=== Set exercise ===
No images are to be carried over; print all other material exactly as it stands.

****************

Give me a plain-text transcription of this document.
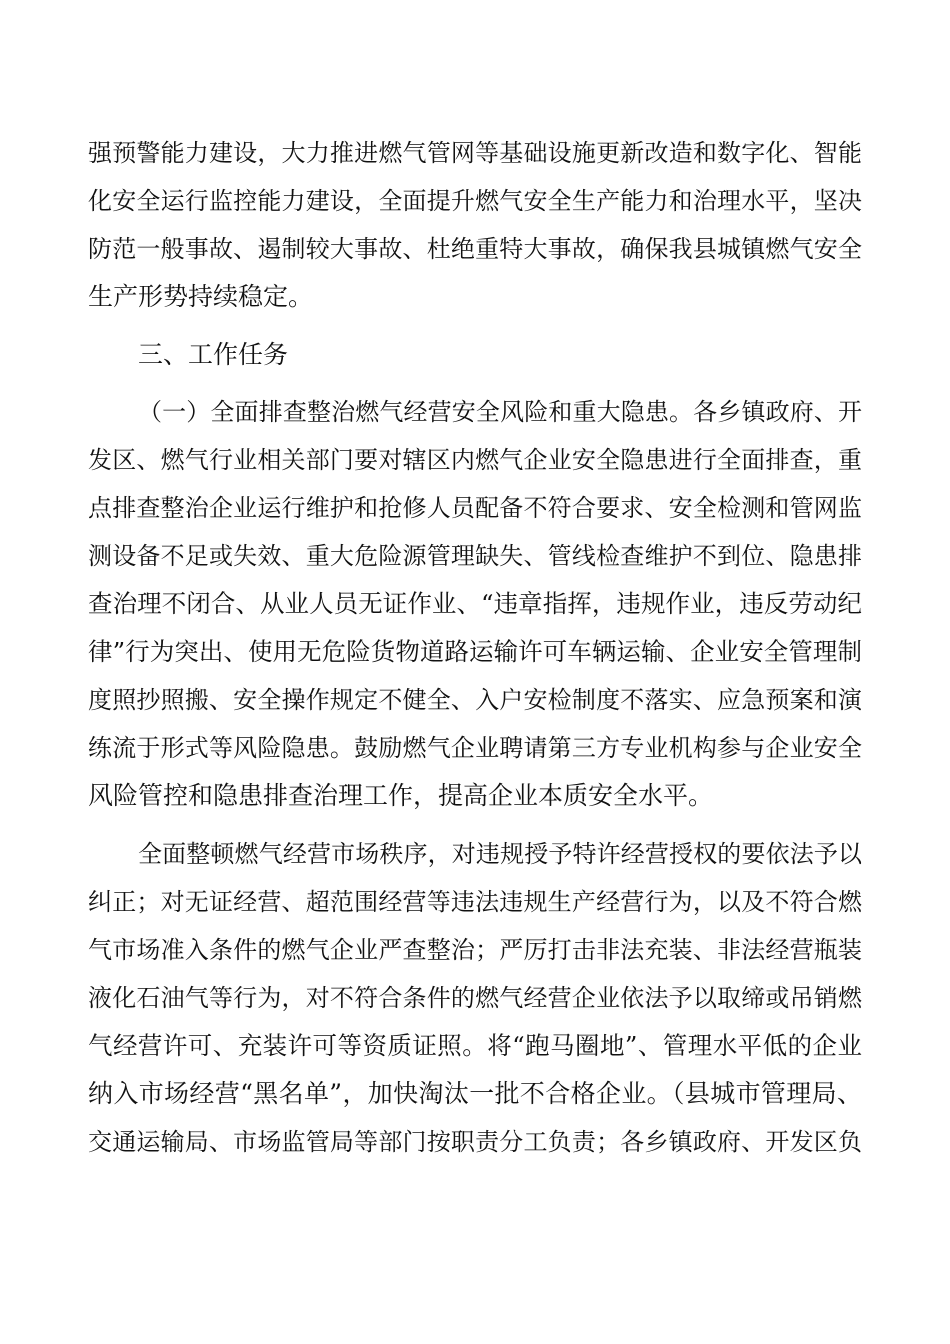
强预警能力建设，大力推进燃气管网等基础设施更新改造和数字化、智能
化安全运行监控能力建设，全面提升燃气安全生产能力和治理水平，坚决
防范一般事故、遏制较大事故、杜绝重特大事故，确保我县城镇燃气安全
生产形势持续稳定。
三、工作任务
（一）全面排查整治燃气经营安全风险和重大隐患。各乡镇政府、开
发区、燃气行业相关部门要对辖区内燃气企业安全隐患进行全面排查，重
点排查整治企业运行维护和抢修人员配备不符合要求、安全检测和管网监
测设备不足或失效、重大危险源管理缺失、管线检查维护不到位、隐患排
查治理不闭合、从业人员无证作业、“违章指挥，违规作业，违反劳动纪
律”行为突出、使用无危险货物道路运输许可车辆运输、企业安全管理制
度照抄照搬、安全操作规定不健全、入户安检制度不落实、应急预案和演
练流于形式等风险隐患。鼓励燃气企业聘请第三方专业机构参与企业安全
风险管控和隐患排查治理工作，提高企业本质安全水平。
全面整顿燃气经营市场秩序，对违规授予特许经营授权的要依法予以
纠正；对无证经营、超范围经营等违法违规生产经营行为，以及不符合燃
气市场准入条件的燃气企业严查整治；严厉打击非法充装、非法经营瓶装
液化石油气等行为，对不符合条件的燃气经营企业依法予以取缔或吊销燃
气经营许可、充装许可等资质证照。将“跑马圈地”、管理水平低的企业
纳入市场经营“黑名单”，加快淘汰一批不合格企业。（县城市管理局、
交通运输局、市场监管局等部门按职责分工负责；各乡镇政府、开发区负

****************

=== Output for this exercise ===
Give me a plain-text transcription of this document.
强预警能力建设，大力推进燃气管网等基础设施更新改造和数字化、智能
化安全运行监控能力建设，全面提升燃气安全生产能力和治理水平，坚决
防范一般事故、遏制较大事故、杜绝重特大事故，确保我县城镇燃气安全
生产形势持续稳定。
三、工作任务
（一）全面排查整治燃气经营安全风险和重大隐患。各乡镇政府、开
发区、燃气行业相关部门要对辖区内燃气企业安全隐患进行全面排查，重
点排查整治企业运行维护和抢修人员配备不符合要求、安全检测和管网监
测设备不足或失效、重大危险源管理缺失、管线检查维护不到位、隐患排
查治理不闭合、从业人员无证作业、“违章指挥，违规作业，违反劳动纪
律”行为突出、使用无危险货物道路运输许可车辆运输、企业安全管理制
度照抄照搬、安全操作规定不健全、入户安检制度不落实、应急预案和演
练流于形式等风险隐患。鼓励燃气企业聘请第三方专业机构参与企业安全
风险管控和隐患排查治理工作，提高企业本质安全水平。
全面整顿燃气经营市场秩序，对违规授予特许经营授权的要依法予以
纠正；对无证经营、超范围经营等违法违规生产经营行为，以及不符合燃
气市场准入条件的燃气企业严查整治；严厉打击非法充装、非法经营瓶装
液化石油气等行为，对不符合条件的燃气经营企业依法予以取缔或吊销燃
气经营许可、充装许可等资质证照。将“跑马圈地”、管理水平低的企业
纳入市场经营“黑名单”，加快淘汰一批不合格企业。（县城市管理局、
交通运输局、市场监管局等部门按职责分工负责；各乡镇政府、开发区负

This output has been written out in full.